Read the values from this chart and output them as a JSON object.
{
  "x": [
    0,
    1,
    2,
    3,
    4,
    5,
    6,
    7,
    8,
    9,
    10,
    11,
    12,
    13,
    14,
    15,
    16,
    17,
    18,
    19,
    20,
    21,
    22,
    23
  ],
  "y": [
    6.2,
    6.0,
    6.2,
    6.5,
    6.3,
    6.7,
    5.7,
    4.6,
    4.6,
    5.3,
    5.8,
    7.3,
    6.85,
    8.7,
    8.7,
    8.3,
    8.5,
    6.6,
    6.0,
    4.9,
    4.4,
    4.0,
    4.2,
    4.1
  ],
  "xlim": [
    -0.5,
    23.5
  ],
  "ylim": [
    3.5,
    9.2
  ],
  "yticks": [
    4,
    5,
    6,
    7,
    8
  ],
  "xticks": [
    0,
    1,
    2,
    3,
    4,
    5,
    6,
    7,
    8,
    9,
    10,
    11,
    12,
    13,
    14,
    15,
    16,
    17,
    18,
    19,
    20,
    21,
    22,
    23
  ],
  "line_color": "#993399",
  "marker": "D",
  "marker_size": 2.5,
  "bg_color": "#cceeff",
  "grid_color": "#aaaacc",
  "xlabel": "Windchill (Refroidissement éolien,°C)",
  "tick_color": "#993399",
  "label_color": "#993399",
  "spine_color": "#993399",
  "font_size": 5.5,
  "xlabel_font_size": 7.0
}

* * *

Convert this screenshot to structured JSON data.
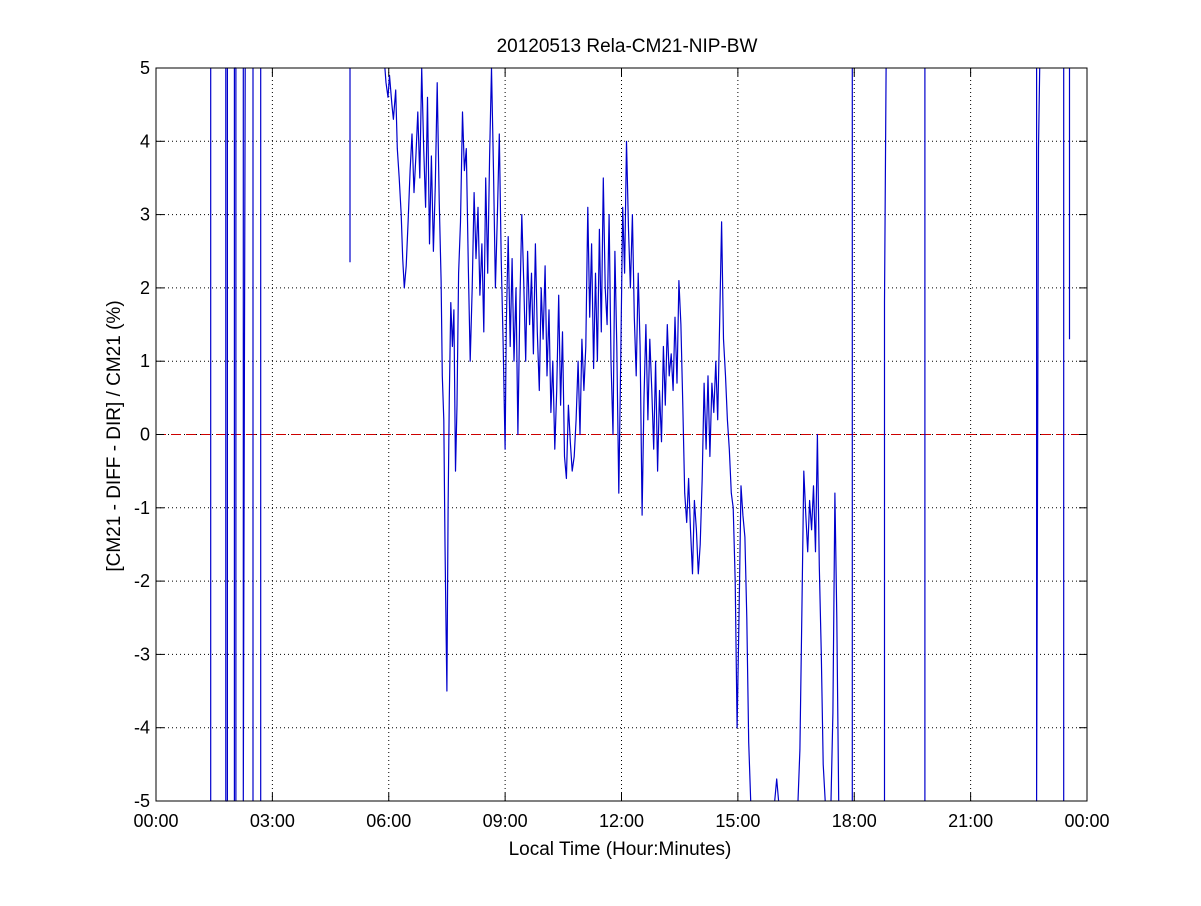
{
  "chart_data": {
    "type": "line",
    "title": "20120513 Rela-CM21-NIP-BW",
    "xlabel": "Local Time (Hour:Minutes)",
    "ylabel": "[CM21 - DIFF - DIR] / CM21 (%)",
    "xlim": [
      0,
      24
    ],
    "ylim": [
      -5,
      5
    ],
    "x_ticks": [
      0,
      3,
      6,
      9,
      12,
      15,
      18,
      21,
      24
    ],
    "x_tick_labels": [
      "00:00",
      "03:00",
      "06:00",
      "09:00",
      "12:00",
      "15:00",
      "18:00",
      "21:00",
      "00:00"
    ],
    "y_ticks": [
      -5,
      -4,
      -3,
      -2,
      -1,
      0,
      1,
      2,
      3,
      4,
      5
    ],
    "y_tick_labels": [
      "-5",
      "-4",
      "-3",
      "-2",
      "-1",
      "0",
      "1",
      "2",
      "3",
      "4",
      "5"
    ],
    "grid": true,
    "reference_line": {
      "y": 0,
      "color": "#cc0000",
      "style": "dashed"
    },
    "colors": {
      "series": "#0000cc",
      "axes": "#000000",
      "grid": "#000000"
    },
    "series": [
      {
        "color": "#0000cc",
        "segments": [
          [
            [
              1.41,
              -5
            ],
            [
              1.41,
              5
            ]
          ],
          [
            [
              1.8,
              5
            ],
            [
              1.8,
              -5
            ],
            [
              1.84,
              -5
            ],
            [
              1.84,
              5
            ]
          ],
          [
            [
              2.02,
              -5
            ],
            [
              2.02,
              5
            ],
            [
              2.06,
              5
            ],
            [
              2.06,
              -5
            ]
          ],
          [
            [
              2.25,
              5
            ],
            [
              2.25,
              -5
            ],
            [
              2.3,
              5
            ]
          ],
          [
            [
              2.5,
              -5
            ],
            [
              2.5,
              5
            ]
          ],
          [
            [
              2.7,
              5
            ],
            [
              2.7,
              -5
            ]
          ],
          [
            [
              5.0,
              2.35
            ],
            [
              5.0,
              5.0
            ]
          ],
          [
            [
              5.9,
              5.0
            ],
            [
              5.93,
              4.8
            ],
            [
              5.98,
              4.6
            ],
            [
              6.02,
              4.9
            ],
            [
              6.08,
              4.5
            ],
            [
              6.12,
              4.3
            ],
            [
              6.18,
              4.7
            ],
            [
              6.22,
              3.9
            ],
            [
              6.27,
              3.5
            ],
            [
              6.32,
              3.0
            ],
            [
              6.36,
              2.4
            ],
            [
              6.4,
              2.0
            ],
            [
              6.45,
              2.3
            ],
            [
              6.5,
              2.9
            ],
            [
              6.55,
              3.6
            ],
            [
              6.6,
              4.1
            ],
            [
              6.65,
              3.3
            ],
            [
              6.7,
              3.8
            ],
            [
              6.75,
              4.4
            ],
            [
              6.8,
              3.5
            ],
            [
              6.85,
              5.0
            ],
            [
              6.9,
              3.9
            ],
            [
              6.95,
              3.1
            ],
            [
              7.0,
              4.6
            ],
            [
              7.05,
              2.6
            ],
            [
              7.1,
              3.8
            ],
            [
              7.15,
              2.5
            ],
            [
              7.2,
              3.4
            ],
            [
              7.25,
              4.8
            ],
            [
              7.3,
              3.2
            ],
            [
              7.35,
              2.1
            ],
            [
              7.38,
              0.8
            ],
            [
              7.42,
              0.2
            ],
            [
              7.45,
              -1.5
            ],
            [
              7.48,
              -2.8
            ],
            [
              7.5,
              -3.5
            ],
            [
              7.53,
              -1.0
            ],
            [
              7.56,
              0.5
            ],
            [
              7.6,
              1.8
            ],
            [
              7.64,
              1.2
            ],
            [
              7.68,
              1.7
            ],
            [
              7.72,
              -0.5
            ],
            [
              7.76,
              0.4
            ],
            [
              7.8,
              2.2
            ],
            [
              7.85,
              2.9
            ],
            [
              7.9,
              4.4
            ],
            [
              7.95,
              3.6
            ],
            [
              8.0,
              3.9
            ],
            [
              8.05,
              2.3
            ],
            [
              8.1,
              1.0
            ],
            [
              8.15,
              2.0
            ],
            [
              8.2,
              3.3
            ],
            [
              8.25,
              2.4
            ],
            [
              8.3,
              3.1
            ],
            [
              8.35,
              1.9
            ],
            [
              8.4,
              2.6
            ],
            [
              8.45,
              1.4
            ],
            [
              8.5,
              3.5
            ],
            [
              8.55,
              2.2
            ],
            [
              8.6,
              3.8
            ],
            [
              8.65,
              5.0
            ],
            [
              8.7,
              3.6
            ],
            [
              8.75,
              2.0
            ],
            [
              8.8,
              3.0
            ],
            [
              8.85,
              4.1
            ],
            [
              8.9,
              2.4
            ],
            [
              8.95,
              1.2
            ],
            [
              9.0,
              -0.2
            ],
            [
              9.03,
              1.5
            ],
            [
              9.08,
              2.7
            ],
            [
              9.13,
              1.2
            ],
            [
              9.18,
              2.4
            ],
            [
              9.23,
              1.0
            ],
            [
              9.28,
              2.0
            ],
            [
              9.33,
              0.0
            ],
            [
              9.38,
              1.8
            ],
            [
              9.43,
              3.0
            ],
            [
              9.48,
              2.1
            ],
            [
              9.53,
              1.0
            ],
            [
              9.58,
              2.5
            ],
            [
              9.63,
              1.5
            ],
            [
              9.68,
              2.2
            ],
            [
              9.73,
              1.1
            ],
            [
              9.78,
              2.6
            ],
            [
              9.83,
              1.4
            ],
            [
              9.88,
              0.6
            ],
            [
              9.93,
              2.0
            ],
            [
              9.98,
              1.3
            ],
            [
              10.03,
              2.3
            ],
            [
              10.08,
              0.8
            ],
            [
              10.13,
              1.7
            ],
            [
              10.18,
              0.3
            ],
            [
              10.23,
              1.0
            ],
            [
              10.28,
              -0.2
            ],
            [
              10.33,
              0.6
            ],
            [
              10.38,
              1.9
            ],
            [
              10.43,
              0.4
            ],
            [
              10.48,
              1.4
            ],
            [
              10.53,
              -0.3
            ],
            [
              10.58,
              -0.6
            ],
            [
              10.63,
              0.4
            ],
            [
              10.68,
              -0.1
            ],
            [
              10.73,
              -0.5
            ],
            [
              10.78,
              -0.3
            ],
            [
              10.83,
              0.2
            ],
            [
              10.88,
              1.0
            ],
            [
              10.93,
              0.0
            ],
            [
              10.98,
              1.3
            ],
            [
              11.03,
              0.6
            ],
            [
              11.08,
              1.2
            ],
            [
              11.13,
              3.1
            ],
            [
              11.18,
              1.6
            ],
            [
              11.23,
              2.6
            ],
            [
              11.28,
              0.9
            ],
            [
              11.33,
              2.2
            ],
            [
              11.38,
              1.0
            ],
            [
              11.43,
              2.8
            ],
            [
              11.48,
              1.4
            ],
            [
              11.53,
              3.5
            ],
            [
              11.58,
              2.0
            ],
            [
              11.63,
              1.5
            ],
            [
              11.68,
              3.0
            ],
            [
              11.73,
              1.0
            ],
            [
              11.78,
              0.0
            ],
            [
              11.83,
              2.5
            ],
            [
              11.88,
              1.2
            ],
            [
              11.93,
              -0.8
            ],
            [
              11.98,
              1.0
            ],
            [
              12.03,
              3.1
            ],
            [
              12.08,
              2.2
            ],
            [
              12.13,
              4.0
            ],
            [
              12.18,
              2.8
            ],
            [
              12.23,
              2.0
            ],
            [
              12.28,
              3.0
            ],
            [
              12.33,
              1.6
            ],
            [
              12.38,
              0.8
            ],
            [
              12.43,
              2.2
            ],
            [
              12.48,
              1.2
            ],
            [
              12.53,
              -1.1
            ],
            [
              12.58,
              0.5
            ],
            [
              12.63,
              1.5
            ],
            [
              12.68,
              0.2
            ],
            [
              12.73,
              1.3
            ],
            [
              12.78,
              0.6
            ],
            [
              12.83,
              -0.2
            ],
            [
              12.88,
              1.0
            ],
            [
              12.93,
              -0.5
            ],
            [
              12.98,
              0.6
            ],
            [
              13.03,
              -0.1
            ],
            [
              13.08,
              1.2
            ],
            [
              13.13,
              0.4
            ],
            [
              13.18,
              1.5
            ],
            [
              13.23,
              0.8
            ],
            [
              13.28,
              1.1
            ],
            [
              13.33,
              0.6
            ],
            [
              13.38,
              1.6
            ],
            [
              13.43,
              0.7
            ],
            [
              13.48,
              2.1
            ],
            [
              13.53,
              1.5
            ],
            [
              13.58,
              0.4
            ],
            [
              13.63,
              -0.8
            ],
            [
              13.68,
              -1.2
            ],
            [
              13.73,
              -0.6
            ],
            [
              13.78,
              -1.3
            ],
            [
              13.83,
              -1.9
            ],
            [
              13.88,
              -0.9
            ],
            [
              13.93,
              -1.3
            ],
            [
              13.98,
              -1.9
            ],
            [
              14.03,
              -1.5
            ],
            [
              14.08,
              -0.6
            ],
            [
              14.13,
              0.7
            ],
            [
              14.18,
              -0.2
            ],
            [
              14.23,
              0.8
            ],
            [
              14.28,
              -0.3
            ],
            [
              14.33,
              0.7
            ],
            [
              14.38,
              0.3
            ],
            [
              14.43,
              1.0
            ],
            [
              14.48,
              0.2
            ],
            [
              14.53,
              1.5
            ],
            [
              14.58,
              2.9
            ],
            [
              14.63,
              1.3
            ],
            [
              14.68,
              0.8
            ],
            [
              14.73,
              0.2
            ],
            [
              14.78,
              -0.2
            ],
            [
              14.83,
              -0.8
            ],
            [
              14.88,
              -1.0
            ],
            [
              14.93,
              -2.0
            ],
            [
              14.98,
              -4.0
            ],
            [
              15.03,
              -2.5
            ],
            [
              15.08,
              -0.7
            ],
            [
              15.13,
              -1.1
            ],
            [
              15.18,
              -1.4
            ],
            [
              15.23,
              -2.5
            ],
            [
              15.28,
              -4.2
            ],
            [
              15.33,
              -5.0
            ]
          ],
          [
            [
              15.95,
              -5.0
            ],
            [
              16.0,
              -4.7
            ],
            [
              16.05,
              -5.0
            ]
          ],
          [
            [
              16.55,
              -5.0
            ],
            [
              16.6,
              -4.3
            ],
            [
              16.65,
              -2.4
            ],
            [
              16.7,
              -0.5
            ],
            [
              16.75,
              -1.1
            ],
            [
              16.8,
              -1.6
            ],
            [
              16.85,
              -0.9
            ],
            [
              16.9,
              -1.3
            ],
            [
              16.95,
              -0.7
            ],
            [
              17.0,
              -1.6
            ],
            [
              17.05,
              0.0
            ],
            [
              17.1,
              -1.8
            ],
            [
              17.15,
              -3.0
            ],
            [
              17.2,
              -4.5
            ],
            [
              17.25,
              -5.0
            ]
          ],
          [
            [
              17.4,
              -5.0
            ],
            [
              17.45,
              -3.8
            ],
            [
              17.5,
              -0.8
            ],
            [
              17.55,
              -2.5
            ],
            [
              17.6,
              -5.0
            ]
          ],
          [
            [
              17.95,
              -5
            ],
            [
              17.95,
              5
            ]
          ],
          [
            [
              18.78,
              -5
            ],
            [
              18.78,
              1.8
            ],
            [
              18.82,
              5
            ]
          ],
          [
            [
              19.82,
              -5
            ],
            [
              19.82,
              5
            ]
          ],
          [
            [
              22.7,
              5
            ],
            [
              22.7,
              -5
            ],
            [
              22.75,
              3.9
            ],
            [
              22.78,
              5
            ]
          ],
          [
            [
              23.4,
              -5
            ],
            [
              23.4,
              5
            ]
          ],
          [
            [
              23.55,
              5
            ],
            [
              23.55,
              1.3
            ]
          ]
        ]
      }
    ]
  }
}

#### REQUIRED WORK:
Copy all lines of the material above where the string "JSON" occurs.

#### EXPECTED OUTPUT:
Read the values from this chart and output them as a JSON object.
Convert this screenshot to structured JSON data.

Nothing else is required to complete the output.